──────── Passage provided ────────

Social grammar gives rise to ideology only when one regime claims to be perfect
or to represent perfection, making all other regimes into orcs. Of course, some
regimes are orcish. But no regime is divine or even angelic. Revolutions
invariably produce misery and destruction and then result in some form of
tyranny. Reform – continual, never-ceasing reform is the way I think we should
go. Take what is good, preserve that, and build on it.
( I learned this
from the best book on Marx ever: John McMurtry, The Structure of Marx’s
Worldview, 1978, which was recommended by a professor under whom I studied
Marx in 1980, Herbert Reid of the University of Kentucky. “What are they
teaching folks at university???” I can hear a MAGA exclaim. I dealt with a great
variety of perspectives at university, from conservative Christian to Marxian
and post-modern. How wonderfully free was my university at that time. Well, a
university is not Sunday school, or shouldn’t be. This raises questions I have
to deal with later. But I believe the upbringing of young children must be mostly
‘conservative’ – reflect the forms of social consciousness of a real community,
a relatively free one preferably, precisely so that they have a foundation to
begin the serious adult task of making sense of the world, of making sense of
plurality. The uprooted won’t be able to understand much or even care about
understanding much, as the present state of Western humanity shows.)
. . .
Wittgenstein's concept of grammar
shifts the focus to language and its rules, highlighting how language
structures our understanding of the world and shapes social practices. Grammar,
in Wittgensteinian terms, refers not only to syntax and grammar rules but also
to the implicit rules, norms, and conventions that govern language use and
social interactions.
·
Language Games: Wittgenstein
introduced the concept of language games to illustrate how language is embedded
in social practices and contexts. Different forms of social consciousness
create different language games, where the rules and meanings of words are
defined by their use in specific social contexts. For example, the language
game of economics defines terms like "value," "profit," and
"capital" according to capitalist forms of social consciousness, thus
determining how they are used and when common sense is violated. Economics is a
hybrid between empirical correlations in the economic sphere, models to predict
economic tendencies, and an ideology of capitalism.

────────

▶ **Tasks to perform**:
• A. Answer these questions from the passage on social grammar, one per line:
(i) What does the passage say revolutions invariably produce, and what do they then result in?
(ii) Who recommended the book on Marx that the passage calls the best ever?
(iii) Which three terms does the language game of economics define according to capitalist forms of social consciousness?
• B. Turn the paragraph of the passage on social grammar that begins "Language Games: Wittgenstein introduced" into a short bulleted list that keeps its main facts.
• C. Quote the stretch of the passage on social grammar from "Wittgenstein's concept of" through "social interactions.".

──────── Data shown ────────

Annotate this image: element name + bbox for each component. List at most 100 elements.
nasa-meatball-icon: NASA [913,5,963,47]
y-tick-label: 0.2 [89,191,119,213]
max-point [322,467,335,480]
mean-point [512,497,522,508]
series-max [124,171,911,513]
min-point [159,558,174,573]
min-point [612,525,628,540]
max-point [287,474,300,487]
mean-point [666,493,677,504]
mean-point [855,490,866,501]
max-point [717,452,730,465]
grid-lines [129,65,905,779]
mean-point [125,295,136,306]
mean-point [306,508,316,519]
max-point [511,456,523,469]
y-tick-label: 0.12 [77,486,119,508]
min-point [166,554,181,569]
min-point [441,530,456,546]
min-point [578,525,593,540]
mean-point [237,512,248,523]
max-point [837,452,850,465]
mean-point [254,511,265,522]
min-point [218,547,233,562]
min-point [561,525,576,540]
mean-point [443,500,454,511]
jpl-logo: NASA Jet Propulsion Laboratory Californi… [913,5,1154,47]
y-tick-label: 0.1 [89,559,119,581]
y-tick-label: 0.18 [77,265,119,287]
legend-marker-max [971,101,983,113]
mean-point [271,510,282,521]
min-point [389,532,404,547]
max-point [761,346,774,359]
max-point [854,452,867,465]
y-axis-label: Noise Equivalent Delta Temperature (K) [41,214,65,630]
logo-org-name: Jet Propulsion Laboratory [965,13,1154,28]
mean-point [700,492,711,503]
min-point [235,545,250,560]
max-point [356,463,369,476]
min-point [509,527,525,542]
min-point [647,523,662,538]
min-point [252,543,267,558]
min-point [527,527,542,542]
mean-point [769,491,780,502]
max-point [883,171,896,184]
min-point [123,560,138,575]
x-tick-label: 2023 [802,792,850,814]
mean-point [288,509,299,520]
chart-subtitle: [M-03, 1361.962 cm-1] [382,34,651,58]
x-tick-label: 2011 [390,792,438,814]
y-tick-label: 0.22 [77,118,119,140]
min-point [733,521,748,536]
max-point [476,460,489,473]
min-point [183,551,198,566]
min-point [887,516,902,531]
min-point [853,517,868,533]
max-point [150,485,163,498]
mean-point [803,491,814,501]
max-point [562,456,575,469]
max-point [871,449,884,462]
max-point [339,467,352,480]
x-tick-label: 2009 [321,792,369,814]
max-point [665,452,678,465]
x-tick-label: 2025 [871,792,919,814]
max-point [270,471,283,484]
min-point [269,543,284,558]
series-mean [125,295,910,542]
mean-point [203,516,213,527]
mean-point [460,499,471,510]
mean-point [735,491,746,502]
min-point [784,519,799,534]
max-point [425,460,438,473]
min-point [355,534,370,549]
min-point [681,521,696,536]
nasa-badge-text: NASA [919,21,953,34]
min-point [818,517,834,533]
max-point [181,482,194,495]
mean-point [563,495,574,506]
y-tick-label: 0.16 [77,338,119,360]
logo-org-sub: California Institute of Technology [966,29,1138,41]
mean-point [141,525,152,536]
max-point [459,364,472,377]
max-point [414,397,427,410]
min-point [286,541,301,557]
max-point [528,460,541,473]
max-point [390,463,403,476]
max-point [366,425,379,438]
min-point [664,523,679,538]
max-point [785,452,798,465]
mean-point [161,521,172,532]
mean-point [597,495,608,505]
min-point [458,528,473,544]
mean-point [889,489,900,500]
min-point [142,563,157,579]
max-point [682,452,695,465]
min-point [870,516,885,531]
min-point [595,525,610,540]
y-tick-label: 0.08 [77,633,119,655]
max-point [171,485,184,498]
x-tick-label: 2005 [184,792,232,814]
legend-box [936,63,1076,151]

────────

▶ **Responses for each task**:
• A.
(i) Misery and destruction, and then some form of tyranny.
(ii) Herbert Reid of the University of Kentucky.
(iii) "Value," "profit," and "capital."

• B.
- Wittgenstein introduced language games to show that language is embedded in social practices and contexts.
- Different forms of social consciousness create different language games, in which the rules and meanings of words are defined by their use in specific social contexts.
- Example: the language game of economics defines "value," "profit," and "capital" according to capitalist forms of social consciousness. This determines how the terms are used and when common sense is violated.
- Economics is a hybrid of empirical correlations in the economic sphere, models to predict economic tendencies, and an ideology of capitalism.

• C.
Wittgenstein's concept of grammar
shifts the focus to language and its rules, highlighting how language
structures our understanding of the world and shapes social practices. Grammar,
in Wittgensteinian terms, refers not only to syntax and grammar rules but also
to the implicit rules, norms, and conventions that govern language use and
social interactions.